[Records that describe figures]
_ _ _ _ _ _ _
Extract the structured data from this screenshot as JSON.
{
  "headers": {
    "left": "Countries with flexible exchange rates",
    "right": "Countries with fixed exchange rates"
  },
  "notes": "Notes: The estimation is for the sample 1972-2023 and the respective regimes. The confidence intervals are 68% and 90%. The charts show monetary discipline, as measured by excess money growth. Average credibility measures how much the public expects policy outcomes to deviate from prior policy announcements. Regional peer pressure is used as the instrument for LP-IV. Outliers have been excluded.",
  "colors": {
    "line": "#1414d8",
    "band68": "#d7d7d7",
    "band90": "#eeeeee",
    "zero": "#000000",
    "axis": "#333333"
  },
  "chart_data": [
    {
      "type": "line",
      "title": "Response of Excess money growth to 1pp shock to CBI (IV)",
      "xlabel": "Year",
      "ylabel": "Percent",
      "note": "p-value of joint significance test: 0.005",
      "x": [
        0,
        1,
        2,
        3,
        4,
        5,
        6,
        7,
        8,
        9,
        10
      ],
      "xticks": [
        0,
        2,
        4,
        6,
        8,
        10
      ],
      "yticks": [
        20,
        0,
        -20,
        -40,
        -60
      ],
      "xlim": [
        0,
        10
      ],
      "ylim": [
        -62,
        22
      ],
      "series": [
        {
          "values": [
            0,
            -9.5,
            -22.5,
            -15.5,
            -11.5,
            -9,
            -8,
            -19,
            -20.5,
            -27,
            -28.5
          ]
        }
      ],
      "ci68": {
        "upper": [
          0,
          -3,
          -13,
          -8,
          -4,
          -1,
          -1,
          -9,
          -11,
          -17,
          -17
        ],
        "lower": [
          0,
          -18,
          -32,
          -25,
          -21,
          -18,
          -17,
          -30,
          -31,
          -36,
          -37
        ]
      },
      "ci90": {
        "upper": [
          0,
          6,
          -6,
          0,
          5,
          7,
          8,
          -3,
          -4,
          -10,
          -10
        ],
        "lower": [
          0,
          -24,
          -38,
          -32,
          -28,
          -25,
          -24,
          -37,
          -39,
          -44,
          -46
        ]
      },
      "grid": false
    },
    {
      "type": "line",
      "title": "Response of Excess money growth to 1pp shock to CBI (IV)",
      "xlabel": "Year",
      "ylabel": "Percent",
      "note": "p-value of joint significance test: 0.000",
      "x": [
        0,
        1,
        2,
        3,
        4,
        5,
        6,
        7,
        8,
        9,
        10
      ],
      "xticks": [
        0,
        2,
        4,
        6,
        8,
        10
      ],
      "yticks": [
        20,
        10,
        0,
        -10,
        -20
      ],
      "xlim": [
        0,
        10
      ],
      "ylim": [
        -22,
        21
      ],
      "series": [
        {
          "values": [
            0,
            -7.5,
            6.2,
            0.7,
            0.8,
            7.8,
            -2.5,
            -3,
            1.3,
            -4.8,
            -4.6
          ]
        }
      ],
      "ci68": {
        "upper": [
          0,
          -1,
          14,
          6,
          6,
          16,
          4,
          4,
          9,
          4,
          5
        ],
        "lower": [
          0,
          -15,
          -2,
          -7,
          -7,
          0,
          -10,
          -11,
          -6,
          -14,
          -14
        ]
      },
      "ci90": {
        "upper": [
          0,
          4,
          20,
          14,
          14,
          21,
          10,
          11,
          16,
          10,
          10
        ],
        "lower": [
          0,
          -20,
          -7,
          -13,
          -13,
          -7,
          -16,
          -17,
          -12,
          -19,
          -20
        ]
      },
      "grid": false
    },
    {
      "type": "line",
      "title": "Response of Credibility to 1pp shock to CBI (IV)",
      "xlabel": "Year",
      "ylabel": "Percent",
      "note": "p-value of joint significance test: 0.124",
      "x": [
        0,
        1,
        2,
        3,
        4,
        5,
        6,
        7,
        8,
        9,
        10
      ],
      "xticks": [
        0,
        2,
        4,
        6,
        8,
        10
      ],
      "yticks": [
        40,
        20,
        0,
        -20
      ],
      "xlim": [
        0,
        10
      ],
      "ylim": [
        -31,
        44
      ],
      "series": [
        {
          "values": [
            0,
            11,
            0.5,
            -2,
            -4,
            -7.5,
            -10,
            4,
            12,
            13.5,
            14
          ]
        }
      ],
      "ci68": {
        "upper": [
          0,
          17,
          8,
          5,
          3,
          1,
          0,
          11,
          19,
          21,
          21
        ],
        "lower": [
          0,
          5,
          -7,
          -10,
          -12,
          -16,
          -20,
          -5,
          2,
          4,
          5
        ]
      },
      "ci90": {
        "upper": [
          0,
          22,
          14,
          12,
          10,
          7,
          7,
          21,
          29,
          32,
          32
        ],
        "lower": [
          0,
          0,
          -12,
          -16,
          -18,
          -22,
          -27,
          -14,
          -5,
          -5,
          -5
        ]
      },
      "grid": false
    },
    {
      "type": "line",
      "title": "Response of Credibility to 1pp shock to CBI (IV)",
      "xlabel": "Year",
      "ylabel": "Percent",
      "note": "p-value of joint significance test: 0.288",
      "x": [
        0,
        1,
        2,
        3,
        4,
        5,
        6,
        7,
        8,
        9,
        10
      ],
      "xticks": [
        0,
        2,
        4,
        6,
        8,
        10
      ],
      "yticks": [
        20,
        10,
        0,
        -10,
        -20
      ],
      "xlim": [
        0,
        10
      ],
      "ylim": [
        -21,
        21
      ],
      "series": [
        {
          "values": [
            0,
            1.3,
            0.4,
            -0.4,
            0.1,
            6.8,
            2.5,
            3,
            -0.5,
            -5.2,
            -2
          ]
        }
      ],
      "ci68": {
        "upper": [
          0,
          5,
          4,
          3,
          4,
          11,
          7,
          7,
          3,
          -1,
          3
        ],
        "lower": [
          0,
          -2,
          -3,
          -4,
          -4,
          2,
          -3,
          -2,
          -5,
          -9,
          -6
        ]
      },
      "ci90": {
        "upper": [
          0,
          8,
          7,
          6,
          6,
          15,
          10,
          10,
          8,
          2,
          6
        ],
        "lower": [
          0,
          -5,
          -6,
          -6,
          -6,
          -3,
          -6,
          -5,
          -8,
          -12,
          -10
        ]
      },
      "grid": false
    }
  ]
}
_ _ _ _ _ _ _
**Goal**
Out of the material above, select every line that holds the string "rates".

**Complete output**
    "left": "Countries with flexible exchange rates",
    "right": "Countries with fixed exchange rates"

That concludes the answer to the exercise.